● **TASK INSTRUCTIONS**
Show every line where "kind" occurs.

● **EXERCISE INPUTS**
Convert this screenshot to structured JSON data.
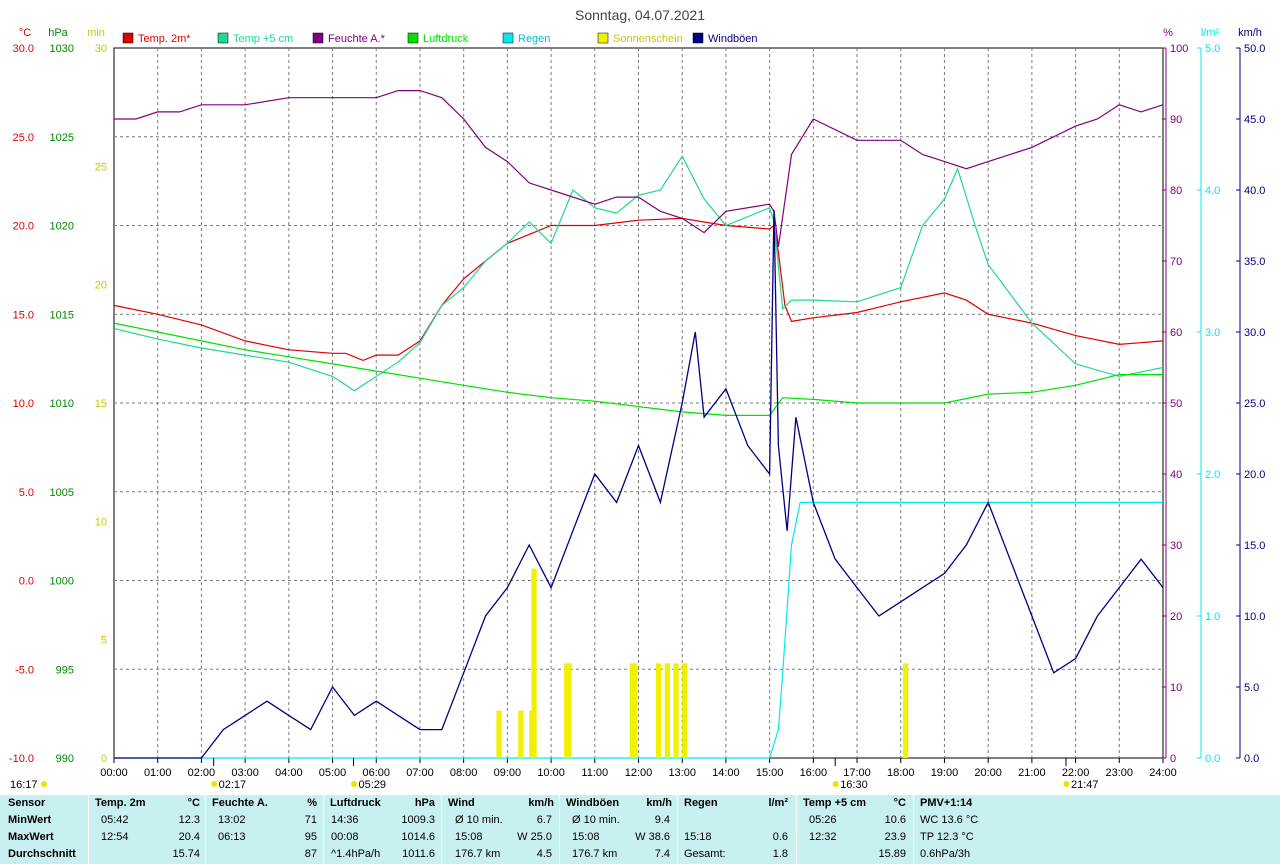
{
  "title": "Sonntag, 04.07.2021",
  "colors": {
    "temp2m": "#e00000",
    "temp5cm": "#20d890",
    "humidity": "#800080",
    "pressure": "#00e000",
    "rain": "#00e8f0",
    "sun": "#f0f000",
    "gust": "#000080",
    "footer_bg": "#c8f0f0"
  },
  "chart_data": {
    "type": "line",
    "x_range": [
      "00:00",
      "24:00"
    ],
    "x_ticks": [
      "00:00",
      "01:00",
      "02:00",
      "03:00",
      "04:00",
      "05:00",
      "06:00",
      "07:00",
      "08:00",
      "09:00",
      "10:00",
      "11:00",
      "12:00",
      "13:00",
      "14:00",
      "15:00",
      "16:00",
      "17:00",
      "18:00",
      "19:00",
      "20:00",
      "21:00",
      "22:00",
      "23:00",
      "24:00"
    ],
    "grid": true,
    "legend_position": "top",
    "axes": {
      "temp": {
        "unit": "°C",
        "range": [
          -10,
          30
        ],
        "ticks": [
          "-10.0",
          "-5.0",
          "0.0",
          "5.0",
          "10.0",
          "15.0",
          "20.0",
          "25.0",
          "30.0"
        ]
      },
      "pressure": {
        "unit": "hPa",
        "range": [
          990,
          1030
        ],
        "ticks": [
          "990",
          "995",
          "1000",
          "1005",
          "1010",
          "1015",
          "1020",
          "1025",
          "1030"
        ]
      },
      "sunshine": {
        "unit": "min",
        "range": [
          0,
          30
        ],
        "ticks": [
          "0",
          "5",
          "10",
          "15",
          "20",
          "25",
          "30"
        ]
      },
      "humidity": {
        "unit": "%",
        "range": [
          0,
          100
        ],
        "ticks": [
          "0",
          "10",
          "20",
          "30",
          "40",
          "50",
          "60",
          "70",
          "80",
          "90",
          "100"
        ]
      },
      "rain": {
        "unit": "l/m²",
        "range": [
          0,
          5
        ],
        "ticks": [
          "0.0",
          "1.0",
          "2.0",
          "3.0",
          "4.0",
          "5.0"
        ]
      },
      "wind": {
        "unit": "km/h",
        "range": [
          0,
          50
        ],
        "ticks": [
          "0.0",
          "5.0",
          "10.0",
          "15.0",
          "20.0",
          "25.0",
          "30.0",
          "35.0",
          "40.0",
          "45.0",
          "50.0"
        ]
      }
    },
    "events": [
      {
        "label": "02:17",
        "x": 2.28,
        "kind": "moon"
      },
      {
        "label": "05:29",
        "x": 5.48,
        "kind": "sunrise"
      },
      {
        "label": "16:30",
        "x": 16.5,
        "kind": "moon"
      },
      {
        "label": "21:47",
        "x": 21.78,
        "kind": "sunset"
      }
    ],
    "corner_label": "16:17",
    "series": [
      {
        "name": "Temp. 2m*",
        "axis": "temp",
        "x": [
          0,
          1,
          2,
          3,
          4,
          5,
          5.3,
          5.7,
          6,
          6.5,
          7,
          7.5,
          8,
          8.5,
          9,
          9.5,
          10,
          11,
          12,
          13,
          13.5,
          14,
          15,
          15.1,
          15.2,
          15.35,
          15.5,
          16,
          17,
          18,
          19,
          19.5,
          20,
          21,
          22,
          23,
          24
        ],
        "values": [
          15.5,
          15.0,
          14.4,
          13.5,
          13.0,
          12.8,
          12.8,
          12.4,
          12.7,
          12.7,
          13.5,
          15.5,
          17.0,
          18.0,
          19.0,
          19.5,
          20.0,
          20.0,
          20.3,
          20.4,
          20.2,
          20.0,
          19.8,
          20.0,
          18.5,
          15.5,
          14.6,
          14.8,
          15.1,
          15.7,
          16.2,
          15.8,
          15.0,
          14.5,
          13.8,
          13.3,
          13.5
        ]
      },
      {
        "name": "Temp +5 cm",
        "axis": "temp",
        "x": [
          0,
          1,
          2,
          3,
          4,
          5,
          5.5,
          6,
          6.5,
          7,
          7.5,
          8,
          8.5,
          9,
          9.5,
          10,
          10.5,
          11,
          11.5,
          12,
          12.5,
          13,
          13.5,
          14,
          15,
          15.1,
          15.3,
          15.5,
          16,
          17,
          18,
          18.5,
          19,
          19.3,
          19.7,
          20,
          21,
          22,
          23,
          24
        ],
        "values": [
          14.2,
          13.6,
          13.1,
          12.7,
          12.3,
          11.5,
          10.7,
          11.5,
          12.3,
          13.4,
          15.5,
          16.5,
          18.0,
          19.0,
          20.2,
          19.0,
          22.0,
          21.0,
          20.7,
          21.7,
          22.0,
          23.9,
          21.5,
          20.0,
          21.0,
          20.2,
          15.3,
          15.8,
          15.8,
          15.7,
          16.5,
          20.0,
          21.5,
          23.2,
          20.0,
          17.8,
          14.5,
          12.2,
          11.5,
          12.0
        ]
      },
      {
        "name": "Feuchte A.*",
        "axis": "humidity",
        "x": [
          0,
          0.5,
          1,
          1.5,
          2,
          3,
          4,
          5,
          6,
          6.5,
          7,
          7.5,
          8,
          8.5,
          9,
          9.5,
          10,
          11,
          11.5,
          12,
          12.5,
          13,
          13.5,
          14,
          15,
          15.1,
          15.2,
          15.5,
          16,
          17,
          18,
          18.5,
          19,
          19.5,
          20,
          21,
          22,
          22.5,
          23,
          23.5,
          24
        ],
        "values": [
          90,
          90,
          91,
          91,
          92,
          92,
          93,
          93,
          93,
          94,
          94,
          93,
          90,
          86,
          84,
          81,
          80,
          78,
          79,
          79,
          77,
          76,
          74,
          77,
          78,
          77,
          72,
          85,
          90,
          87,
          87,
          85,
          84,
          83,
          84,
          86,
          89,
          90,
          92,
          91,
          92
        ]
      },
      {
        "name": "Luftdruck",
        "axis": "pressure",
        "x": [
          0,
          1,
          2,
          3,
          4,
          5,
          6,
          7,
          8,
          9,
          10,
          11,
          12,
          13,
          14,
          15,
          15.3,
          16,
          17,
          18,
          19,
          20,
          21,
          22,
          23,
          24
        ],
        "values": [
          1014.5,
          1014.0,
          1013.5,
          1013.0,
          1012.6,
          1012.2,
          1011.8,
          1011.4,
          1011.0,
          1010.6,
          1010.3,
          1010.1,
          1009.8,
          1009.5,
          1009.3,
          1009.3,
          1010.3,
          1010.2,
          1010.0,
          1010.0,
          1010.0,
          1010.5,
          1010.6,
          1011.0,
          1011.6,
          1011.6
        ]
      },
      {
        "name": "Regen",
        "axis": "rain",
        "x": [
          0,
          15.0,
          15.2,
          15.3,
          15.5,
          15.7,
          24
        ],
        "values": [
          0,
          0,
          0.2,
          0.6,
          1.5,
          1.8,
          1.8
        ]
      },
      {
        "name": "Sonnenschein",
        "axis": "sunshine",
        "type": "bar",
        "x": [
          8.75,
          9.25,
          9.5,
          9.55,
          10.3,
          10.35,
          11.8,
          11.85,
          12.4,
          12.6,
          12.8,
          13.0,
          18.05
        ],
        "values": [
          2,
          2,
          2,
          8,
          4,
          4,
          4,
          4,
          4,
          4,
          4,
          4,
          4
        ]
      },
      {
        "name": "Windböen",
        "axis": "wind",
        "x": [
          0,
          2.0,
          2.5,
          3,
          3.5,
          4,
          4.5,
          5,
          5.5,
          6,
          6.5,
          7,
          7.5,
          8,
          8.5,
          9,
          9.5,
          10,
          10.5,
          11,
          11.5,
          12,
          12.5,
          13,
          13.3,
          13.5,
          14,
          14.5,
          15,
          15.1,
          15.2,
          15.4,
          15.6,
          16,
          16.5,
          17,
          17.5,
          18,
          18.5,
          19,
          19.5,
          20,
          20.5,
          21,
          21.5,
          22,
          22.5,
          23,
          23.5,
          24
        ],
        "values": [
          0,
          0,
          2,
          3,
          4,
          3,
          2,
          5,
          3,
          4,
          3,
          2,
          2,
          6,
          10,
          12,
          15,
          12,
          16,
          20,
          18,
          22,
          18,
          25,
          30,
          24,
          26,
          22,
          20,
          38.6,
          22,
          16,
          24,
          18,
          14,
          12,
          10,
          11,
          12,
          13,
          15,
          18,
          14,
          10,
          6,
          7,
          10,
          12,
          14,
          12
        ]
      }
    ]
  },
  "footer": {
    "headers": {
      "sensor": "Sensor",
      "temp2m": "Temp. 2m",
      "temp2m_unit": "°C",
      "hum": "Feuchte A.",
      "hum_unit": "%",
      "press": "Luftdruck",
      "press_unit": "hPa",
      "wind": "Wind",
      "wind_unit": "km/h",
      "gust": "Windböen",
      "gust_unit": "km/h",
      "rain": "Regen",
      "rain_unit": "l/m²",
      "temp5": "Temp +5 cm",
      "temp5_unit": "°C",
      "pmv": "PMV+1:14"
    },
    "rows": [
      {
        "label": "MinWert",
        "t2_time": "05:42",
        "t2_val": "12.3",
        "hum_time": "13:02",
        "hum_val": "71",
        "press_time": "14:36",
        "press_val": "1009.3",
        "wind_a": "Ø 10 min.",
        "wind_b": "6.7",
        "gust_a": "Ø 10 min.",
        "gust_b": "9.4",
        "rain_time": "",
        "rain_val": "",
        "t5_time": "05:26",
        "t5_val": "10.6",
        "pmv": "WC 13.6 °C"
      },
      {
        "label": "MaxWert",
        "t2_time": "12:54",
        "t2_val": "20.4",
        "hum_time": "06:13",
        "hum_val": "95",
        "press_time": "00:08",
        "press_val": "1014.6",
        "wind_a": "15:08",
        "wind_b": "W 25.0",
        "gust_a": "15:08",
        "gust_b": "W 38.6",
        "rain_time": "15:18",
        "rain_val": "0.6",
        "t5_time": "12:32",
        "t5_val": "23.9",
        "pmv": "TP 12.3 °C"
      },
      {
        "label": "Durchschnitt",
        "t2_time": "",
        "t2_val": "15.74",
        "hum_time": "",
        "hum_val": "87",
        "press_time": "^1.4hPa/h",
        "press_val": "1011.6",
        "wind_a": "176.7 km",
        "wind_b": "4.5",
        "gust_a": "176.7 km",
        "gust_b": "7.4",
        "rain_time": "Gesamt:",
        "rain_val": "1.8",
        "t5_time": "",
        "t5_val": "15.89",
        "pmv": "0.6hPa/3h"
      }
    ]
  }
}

● **TASK OUTPUT**
        "kind": "moon"
        "kind": "sunrise"
        "kind": "moon"
        "kind": "sunset"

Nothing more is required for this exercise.